WORK TO DO
What follows is a set of records, each of which is to be written out exactly.

━━━━━━━━

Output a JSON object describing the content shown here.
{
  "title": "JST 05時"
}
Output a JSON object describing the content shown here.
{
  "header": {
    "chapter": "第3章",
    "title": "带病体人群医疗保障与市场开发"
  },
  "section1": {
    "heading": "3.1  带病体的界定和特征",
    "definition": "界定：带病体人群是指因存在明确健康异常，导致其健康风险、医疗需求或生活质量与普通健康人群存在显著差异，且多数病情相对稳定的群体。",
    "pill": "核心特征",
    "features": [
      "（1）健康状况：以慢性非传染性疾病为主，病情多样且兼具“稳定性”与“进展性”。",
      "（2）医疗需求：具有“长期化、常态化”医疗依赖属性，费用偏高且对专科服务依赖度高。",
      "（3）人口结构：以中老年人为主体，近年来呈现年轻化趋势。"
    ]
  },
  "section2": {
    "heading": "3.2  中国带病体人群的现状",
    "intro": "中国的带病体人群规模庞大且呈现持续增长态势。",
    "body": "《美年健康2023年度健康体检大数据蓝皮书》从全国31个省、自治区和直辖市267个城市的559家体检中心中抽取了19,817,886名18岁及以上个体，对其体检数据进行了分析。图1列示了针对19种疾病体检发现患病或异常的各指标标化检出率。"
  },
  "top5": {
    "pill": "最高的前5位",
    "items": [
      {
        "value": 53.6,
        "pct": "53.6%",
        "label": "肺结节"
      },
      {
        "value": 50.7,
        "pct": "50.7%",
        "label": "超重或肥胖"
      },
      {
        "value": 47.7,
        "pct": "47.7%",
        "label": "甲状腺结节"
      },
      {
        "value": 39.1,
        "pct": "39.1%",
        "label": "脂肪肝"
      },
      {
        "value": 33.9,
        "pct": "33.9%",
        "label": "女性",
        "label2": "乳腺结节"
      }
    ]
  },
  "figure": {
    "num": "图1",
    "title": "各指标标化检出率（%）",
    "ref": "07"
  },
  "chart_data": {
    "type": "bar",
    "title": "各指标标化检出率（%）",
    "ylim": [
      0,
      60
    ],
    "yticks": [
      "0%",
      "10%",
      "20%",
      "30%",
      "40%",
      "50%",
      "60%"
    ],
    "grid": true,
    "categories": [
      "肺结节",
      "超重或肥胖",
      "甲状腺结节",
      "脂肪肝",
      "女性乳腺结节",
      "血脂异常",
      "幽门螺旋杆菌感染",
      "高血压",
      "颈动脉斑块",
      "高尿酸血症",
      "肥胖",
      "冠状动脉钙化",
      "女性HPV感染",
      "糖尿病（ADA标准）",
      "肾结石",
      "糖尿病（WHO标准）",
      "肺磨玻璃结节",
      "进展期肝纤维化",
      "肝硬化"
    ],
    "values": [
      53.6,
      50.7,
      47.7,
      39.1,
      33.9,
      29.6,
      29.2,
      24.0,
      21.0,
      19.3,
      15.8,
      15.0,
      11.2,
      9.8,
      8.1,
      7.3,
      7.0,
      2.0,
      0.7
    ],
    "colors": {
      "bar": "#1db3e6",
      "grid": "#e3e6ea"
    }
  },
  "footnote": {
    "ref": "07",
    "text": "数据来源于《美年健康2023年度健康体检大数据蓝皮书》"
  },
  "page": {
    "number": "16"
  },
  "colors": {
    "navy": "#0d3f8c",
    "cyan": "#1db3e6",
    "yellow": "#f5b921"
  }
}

━━━━━━━━

OUTPUT FOR THIS EXERCISE
Output a JSON object describing the content shown here.
{
  "title": "JST 05時"
}
Output a JSON object describing the content shown here.
{
  "header": {
    "chapter": "第3章",
    "title": "带病体人群医疗保障与市场开发"
  },
  "section1": {
    "heading": "3.1  带病体的界定和特征",
    "definition": "界定：带病体人群是指因存在明确健康异常，导致其健康风险、医疗需求或生活质量与普通健康人群存在显著差异，且多数病情相对稳定的群体。",
    "pill": "核心特征",
    "features": [
      "（1）健康状况：以慢性非传染性疾病为主，病情多样且兼具“稳定性”与“进展性”。",
      "（2）医疗需求：具有“长期化、常态化”医疗依赖属性，费用偏高且对专科服务依赖度高。",
      "（3）人口结构：以中老年人为主体，近年来呈现年轻化趋势。"
    ]
  },
  "section2": {
    "heading": "3.2  中国带病体人群的现状",
    "intro": "中国的带病体人群规模庞大且呈现持续增长态势。",
    "body": "《美年健康2023年度健康体检大数据蓝皮书》从全国31个省、自治区和直辖市267个城市的559家体检中心中抽取了19,817,886名18岁及以上个体，对其体检数据进行了分析。图1列示了针对19种疾病体检发现患病或异常的各指标标化检出率。"
  },
  "top5": {
    "pill": "最高的前5位",
    "items": [
      {
        "value": 53.6,
        "pct": "53.6%",
        "label": "肺结节"
      },
      {
        "value": 50.7,
        "pct": "50.7%",
        "label": "超重或肥胖"
      },
      {
        "value": 47.7,
        "pct": "47.7%",
        "label": "甲状腺结节"
      },
      {
        "value": 39.1,
        "pct": "39.1%",
        "label": "脂肪肝"
      },
      {
        "value": 33.9,
        "pct": "33.9%",
        "label": "女性",
        "label2": "乳腺结节"
      }
    ]
  },
  "figure": {
    "num": "图1",
    "title": "各指标标化检出率（%）",
    "ref": "07"
  },
  "chart_data": {
    "type": "bar",
    "title": "各指标标化检出率（%）",
    "ylim": [
      0,
      60
    ],
    "yticks": [
      "0%",
      "10%",
      "20%",
      "30%",
      "40%",
      "50%",
      "60%"
    ],
    "grid": true,
    "categories": [
      "肺结节",
      "超重或肥胖",
      "甲状腺结节",
      "脂肪肝",
      "女性乳腺结节",
      "血脂异常",
      "幽门螺旋杆菌感染",
      "高血压",
      "颈动脉斑块",
      "高尿酸血症",
      "肥胖",
      "冠状动脉钙化",
      "女性HPV感染",
      "糖尿病（ADA标准）",
      "肾结石",
      "糖尿病（WHO标准）",
      "肺磨玻璃结节",
      "进展期肝纤维化",
      "肝硬化"
    ],
    "values": [
      53.6,
      50.7,
      47.7,
      39.1,
      33.9,
      29.6,
      29.2,
      24.0,
      21.0,
      19.3,
      15.8,
      15.0,
      11.2,
      9.8,
      8.1,
      7.3,
      7.0,
      2.0,
      0.7
    ],
    "colors": {
      "bar": "#1db3e6",
      "grid": "#e3e6ea"
    }
  },
  "footnote": {
    "ref": "07",
    "text": "数据来源于《美年健康2023年度健康体检大数据蓝皮书》"
  },
  "page": {
    "number": "16"
  },
  "colors": {
    "navy": "#0d3f8c",
    "cyan": "#1db3e6",
    "yellow": "#f5b921"
  }
}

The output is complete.